## Written problem
Type the records out again in full, exactly.

--- start Excerpted records ---

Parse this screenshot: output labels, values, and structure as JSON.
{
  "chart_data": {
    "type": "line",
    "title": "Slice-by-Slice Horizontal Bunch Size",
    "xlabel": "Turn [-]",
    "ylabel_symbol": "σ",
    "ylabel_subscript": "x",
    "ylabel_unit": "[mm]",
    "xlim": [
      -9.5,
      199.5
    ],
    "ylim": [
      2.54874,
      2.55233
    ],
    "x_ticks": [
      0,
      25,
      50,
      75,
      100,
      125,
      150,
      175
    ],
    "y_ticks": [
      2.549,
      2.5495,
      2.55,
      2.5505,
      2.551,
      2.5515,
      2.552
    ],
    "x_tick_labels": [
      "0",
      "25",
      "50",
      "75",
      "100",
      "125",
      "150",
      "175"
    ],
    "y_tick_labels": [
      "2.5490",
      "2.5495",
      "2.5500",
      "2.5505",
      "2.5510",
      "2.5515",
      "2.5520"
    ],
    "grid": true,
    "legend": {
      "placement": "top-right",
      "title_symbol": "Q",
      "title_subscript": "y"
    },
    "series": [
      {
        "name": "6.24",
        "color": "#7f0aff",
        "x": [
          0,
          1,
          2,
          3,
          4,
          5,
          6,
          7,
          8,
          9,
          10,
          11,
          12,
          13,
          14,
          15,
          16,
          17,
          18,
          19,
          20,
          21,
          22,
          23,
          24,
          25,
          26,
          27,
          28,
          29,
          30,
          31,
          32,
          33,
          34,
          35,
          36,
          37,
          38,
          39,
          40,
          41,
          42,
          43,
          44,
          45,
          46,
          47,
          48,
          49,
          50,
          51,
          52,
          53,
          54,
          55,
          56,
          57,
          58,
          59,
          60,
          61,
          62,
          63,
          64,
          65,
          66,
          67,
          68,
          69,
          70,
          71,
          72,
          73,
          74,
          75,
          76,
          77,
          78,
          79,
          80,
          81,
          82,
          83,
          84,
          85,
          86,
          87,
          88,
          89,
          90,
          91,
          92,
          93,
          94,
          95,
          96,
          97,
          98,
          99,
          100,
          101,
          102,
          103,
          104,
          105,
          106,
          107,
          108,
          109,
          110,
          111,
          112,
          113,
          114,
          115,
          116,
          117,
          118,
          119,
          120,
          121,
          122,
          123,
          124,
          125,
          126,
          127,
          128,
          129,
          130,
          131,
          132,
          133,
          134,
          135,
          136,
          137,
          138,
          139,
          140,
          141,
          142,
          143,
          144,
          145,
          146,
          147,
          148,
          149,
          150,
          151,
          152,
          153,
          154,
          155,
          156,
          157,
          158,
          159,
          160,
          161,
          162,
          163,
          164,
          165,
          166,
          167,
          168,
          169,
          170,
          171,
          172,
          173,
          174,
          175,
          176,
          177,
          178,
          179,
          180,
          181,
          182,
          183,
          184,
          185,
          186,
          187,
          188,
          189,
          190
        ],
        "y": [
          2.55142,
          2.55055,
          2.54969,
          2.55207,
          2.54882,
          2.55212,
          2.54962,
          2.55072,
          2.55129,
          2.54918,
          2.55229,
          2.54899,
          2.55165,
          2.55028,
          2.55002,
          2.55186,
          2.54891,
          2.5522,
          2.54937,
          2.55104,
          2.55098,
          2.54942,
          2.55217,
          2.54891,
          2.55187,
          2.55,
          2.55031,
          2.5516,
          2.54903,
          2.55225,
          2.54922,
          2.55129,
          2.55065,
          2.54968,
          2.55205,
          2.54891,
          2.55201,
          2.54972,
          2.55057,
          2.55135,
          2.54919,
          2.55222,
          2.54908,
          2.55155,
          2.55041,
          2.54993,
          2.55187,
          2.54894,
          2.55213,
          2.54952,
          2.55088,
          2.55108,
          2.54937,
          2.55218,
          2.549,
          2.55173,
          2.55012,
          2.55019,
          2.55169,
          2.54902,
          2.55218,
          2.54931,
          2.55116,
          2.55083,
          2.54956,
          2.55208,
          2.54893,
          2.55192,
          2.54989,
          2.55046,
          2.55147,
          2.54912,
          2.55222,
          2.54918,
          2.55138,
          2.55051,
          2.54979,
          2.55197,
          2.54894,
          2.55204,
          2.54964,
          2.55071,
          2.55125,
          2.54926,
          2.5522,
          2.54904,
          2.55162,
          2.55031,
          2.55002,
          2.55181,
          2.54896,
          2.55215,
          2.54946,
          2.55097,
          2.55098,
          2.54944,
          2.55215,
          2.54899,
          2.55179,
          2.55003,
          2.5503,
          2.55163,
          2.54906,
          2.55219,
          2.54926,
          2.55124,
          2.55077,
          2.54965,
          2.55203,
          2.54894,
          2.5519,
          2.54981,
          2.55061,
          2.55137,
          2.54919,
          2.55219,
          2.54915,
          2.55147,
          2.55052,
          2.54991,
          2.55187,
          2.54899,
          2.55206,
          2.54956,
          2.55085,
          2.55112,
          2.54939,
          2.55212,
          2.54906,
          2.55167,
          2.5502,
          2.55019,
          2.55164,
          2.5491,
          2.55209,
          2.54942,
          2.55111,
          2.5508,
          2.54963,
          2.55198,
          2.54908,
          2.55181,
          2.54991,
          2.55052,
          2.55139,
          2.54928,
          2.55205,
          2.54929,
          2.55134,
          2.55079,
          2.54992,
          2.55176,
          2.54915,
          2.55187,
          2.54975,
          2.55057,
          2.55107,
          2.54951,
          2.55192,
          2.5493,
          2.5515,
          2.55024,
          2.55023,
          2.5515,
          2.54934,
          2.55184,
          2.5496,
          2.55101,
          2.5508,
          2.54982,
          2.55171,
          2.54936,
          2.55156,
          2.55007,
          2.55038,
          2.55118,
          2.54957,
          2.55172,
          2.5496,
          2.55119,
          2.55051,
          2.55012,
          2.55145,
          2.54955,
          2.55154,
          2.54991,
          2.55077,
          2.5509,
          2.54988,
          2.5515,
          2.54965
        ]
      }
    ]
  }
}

--- end Excerpted records ---

## Solution for this task
Parse this screenshot: output labels, values, and structure as JSON.
{
  "chart_data": {
    "type": "line",
    "title": "Slice-by-Slice Horizontal Bunch Size",
    "xlabel": "Turn [-]",
    "ylabel_symbol": "σ",
    "ylabel_subscript": "x",
    "ylabel_unit": "[mm]",
    "xlim": [
      -9.5,
      199.5
    ],
    "ylim": [
      2.54874,
      2.55233
    ],
    "x_ticks": [
      0,
      25,
      50,
      75,
      100,
      125,
      150,
      175
    ],
    "y_ticks": [
      2.549,
      2.5495,
      2.55,
      2.5505,
      2.551,
      2.5515,
      2.552
    ],
    "x_tick_labels": [
      "0",
      "25",
      "50",
      "75",
      "100",
      "125",
      "150",
      "175"
    ],
    "y_tick_labels": [
      "2.5490",
      "2.5495",
      "2.5500",
      "2.5505",
      "2.5510",
      "2.5515",
      "2.5520"
    ],
    "grid": true,
    "legend": {
      "placement": "top-right",
      "title_symbol": "Q",
      "title_subscript": "y"
    },
    "series": [
      {
        "name": "6.24",
        "color": "#7f0aff",
        "x": [
          0,
          1,
          2,
          3,
          4,
          5,
          6,
          7,
          8,
          9,
          10,
          11,
          12,
          13,
          14,
          15,
          16,
          17,
          18,
          19,
          20,
          21,
          22,
          23,
          24,
          25,
          26,
          27,
          28,
          29,
          30,
          31,
          32,
          33,
          34,
          35,
          36,
          37,
          38,
          39,
          40,
          41,
          42,
          43,
          44,
          45,
          46,
          47,
          48,
          49,
          50,
          51,
          52,
          53,
          54,
          55,
          56,
          57,
          58,
          59,
          60,
          61,
          62,
          63,
          64,
          65,
          66,
          67,
          68,
          69,
          70,
          71,
          72,
          73,
          74,
          75,
          76,
          77,
          78,
          79,
          80,
          81,
          82,
          83,
          84,
          85,
          86,
          87,
          88,
          89,
          90,
          91,
          92,
          93,
          94,
          95,
          96,
          97,
          98,
          99,
          100,
          101,
          102,
          103,
          104,
          105,
          106,
          107,
          108,
          109,
          110,
          111,
          112,
          113,
          114,
          115,
          116,
          117,
          118,
          119,
          120,
          121,
          122,
          123,
          124,
          125,
          126,
          127,
          128,
          129,
          130,
          131,
          132,
          133,
          134,
          135,
          136,
          137,
          138,
          139,
          140,
          141,
          142,
          143,
          144,
          145,
          146,
          147,
          148,
          149,
          150,
          151,
          152,
          153,
          154,
          155,
          156,
          157,
          158,
          159,
          160,
          161,
          162,
          163,
          164,
          165,
          166,
          167,
          168,
          169,
          170,
          171,
          172,
          173,
          174,
          175,
          176,
          177,
          178,
          179,
          180,
          181,
          182,
          183,
          184,
          185,
          186,
          187,
          188,
          189,
          190
        ],
        "y": [
          2.55142,
          2.55055,
          2.54969,
          2.55207,
          2.54882,
          2.55212,
          2.54962,
          2.55072,
          2.55129,
          2.54918,
          2.55229,
          2.54899,
          2.55165,
          2.55028,
          2.55002,
          2.55186,
          2.54891,
          2.5522,
          2.54937,
          2.55104,
          2.55098,
          2.54942,
          2.55217,
          2.54891,
          2.55187,
          2.55,
          2.55031,
          2.5516,
          2.54903,
          2.55225,
          2.54922,
          2.55129,
          2.55065,
          2.54968,
          2.55205,
          2.54891,
          2.55201,
          2.54972,
          2.55057,
          2.55135,
          2.54919,
          2.55222,
          2.54908,
          2.55155,
          2.55041,
          2.54993,
          2.55187,
          2.54894,
          2.55213,
          2.54952,
          2.55088,
          2.55108,
          2.54937,
          2.55218,
          2.549,
          2.55173,
          2.55012,
          2.55019,
          2.55169,
          2.54902,
          2.55218,
          2.54931,
          2.55116,
          2.55083,
          2.54956,
          2.55208,
          2.54893,
          2.55192,
          2.54989,
          2.55046,
          2.55147,
          2.54912,
          2.55222,
          2.54918,
          2.55138,
          2.55051,
          2.54979,
          2.55197,
          2.54894,
          2.55204,
          2.54964,
          2.55071,
          2.55125,
          2.54926,
          2.5522,
          2.54904,
          2.55162,
          2.55031,
          2.55002,
          2.55181,
          2.54896,
          2.55215,
          2.54946,
          2.55097,
          2.55098,
          2.54944,
          2.55215,
          2.54899,
          2.55179,
          2.55003,
          2.5503,
          2.55163,
          2.54906,
          2.55219,
          2.54926,
          2.55124,
          2.55077,
          2.54965,
          2.55203,
          2.54894,
          2.5519,
          2.54981,
          2.55061,
          2.55137,
          2.54919,
          2.55219,
          2.54915,
          2.55147,
          2.55052,
          2.54991,
          2.55187,
          2.54899,
          2.55206,
          2.54956,
          2.55085,
          2.55112,
          2.54939,
          2.55212,
          2.54906,
          2.55167,
          2.5502,
          2.55019,
          2.55164,
          2.5491,
          2.55209,
          2.54942,
          2.55111,
          2.5508,
          2.54963,
          2.55198,
          2.54908,
          2.55181,
          2.54991,
          2.55052,
          2.55139,
          2.54928,
          2.55205,
          2.54929,
          2.55134,
          2.55079,
          2.54992,
          2.55176,
          2.54915,
          2.55187,
          2.54975,
          2.55057,
          2.55107,
          2.54951,
          2.55192,
          2.5493,
          2.5515,
          2.55024,
          2.55023,
          2.5515,
          2.54934,
          2.55184,
          2.5496,
          2.55101,
          2.5508,
          2.54982,
          2.55171,
          2.54936,
          2.55156,
          2.55007,
          2.55038,
          2.55118,
          2.54957,
          2.55172,
          2.5496,
          2.55119,
          2.55051,
          2.55012,
          2.55145,
          2.54955,
          2.55154,
          2.54991,
          2.55077,
          2.5509,
          2.54988,
          2.5515,
          2.54965
        ]
      }
    ]
  }
}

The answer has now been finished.